TASK DESCRIPTION ▸
Leave out the pictures and repeat the rest of the material exactly.

EXTRACTED MATERIAL ▸
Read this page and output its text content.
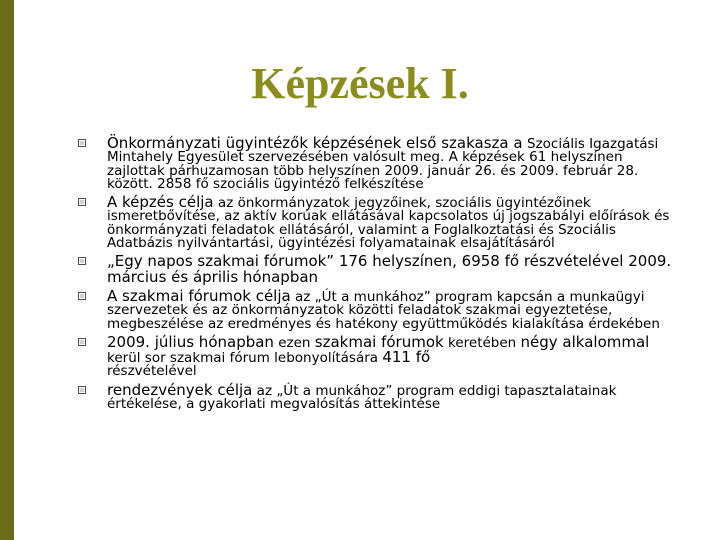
Képzések I.
Önkormányzati ügyintézők képzésének első szakasza a Szociális Igazgatási Mintahely Egyesület szervezésében valósult meg. A képzések 61 helyszínen zajlottak párhuzamosan több helyszínen 2009. január 26. és 2009. február 28. között. 2858 fő szociális ügyintéző felkészítése
A képzés célja az önkormányzatok jegyzőinek, szociális ügyintézőinek ismeretbővítése, az aktív korúak ellátásával kapcsolatos új jogszabályi előírások és önkormányzati feladatok ellátásáról, valamint a Foglalkoztatási és Szociális Adatbázis nyilvántartási, ügyintézési folyamatainak elsajátításáról
„Egy napos szakmai fórumok” 176 helyszínen, 6958 fő részvételével 2009. március és április hónapban
A szakmai fórumok célja az „Út a munkához” program kapcsán a munkaügyi szervezetek és az önkormányzatok közötti feladatok szakmai egyeztetése, megbeszélése az eredményes és hatékony együttműködés kialakítása érdekében
2009. július hónapban ezen szakmai fórumok keretében négy alkalommal kerül sor szakmai fórum lebonyolítására 411 fő
részvételével
rendezvények célja az „Út a munkához” program eddigi tapasztalatainak értékelése, a gyakorlati megvalósítás áttekintése
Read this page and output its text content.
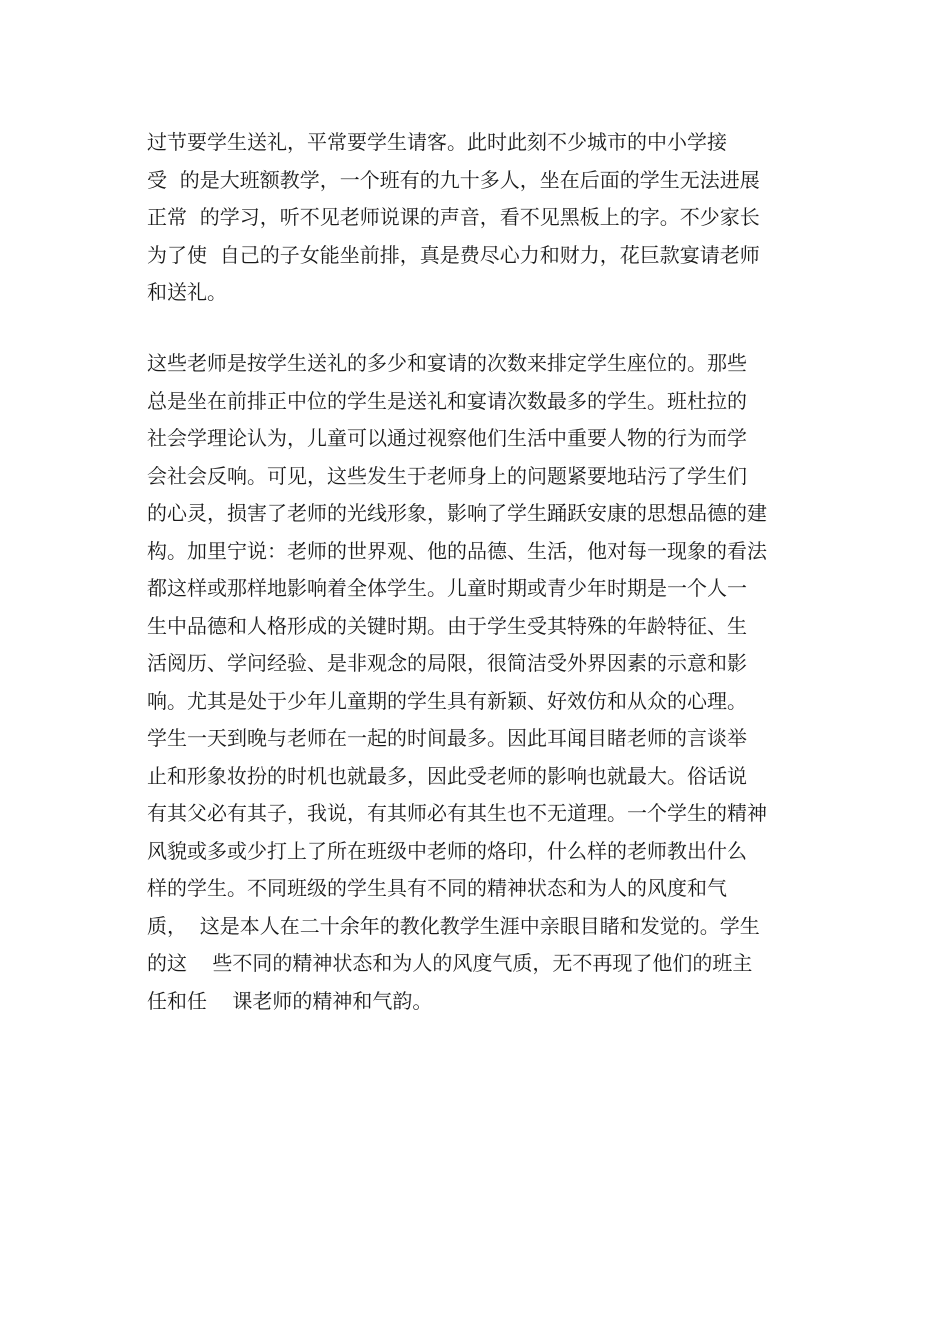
过节要学生送礼，平常要学生请客。此时此刻不少城市的中小学接
受  的是大班额教学，一个班有的九十多人，坐在后面的学生无法进展
正常  的学习，听不见老师说课的声音，看不见黑板上的字。不少家长
为了使  自己的子女能坐前排，真是费尽心力和财力，花巨款宴请老师
和送礼。
这些老师是按学生送礼的多少和宴请的次数来排定学生座位的。那些
总是坐在前排正中位的学生是送礼和宴请次数最多的学生。班杜拉的
社会学理论认为，儿童可以通过视察他们生活中重要人物的行为而学
会社会反响。可见，这些发生于老师身上的问题紧要地玷污了学生们
的心灵，损害了老师的光线形象，影响了学生踊跃安康的思想品德的建
构。加里宁说：老师的世界观、他的品德、生活，他对每一现象的看法
都这样或那样地影响着全体学生。儿童时期或青少年时期是一个人一
生中品德和人格形成的关键时期。由于学生受其特殊的年龄特征、生
活阅历、学问经验、是非观念的局限，很简洁受外界因素的示意和影
响。尤其是处于少年儿童期的学生具有新颖、好效仿和从众的心理。
学生一天到晚与老师在一起的时间最多。因此耳闻目睹老师的言谈举
止和形象妆扮的时机也就最多，因此受老师的影响也就最大。俗话说
有其父必有其子，我说，有其师必有其生也不无道理。一个学生的精神
风貌或多或少打上了所在班级中老师的烙印，什么样的老师教出什么
样的学生。不同班级的学生具有不同的精神状态和为人的风度和气
质，  这是本人在二十余年的教化教学生涯中亲眼目睹和发觉的。学生
的这    些不同的精神状态和为人的风度气质，无不再现了他们的班主
任和任    课老师的精神和气韵。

OUTPUT FOR THIS EXERCISE ▸
Read this page and output its text content.
Képzések I.
Önkormányzati ügyintézők képzésének első szakasza a Szociális Igazgatási Mintahely Egyesület szervezésében valósult meg. A képzések 61 helyszínen zajlottak párhuzamosan több helyszínen 2009. január 26. és 2009. február 28. között. 2858 fő szociális ügyintéző felkészítése
A képzés célja az önkormányzatok jegyzőinek, szociális ügyintézőinek ismeretbővítése, az aktív korúak ellátásával kapcsolatos új jogszabályi előírások és önkormányzati feladatok ellátásáról, valamint a Foglalkoztatási és Szociális Adatbázis nyilvántartási, ügyintézési folyamatainak elsajátításáról
„Egy napos szakmai fórumok” 176 helyszínen, 6958 fő részvételével 2009. március és április hónapban
A szakmai fórumok célja az „Út a munkához” program kapcsán a munkaügyi szervezetek és az önkormányzatok közötti feladatok szakmai egyeztetése, megbeszélése az eredményes és hatékony együttműködés kialakítása érdekében
2009. július hónapban ezen szakmai fórumok keretében négy alkalommal kerül sor szakmai fórum lebonyolítására 411 fő
részvételével
rendezvények célja az „Út a munkához” program eddigi tapasztalatainak értékelése, a gyakorlati megvalósítás áttekintése
Read this page and output its text content.
过节要学生送礼，平常要学生请客。此时此刻不少城市的中小学接
受  的是大班额教学，一个班有的九十多人，坐在后面的学生无法进展
正常  的学习，听不见老师说课的声音，看不见黑板上的字。不少家长
为了使  自己的子女能坐前排，真是费尽心力和财力，花巨款宴请老师
和送礼。
这些老师是按学生送礼的多少和宴请的次数来排定学生座位的。那些
总是坐在前排正中位的学生是送礼和宴请次数最多的学生。班杜拉的
社会学理论认为，儿童可以通过视察他们生活中重要人物的行为而学
会社会反响。可见，这些发生于老师身上的问题紧要地玷污了学生们
的心灵，损害了老师的光线形象，影响了学生踊跃安康的思想品德的建
构。加里宁说：老师的世界观、他的品德、生活，他对每一现象的看法
都这样或那样地影响着全体学生。儿童时期或青少年时期是一个人一
生中品德和人格形成的关键时期。由于学生受其特殊的年龄特征、生
活阅历、学问经验、是非观念的局限，很简洁受外界因素的示意和影
响。尤其是处于少年儿童期的学生具有新颖、好效仿和从众的心理。
学生一天到晚与老师在一起的时间最多。因此耳闻目睹老师的言谈举
止和形象妆扮的时机也就最多，因此受老师的影响也就最大。俗话说
有其父必有其子，我说，有其师必有其生也不无道理。一个学生的精神
风貌或多或少打上了所在班级中老师的烙印，什么样的老师教出什么
样的学生。不同班级的学生具有不同的精神状态和为人的风度和气
质，  这是本人在二十余年的教化教学生涯中亲眼目睹和发觉的。学生
的这    些不同的精神状态和为人的风度气质，无不再现了他们的班主
任和任    课老师的精神和气韵。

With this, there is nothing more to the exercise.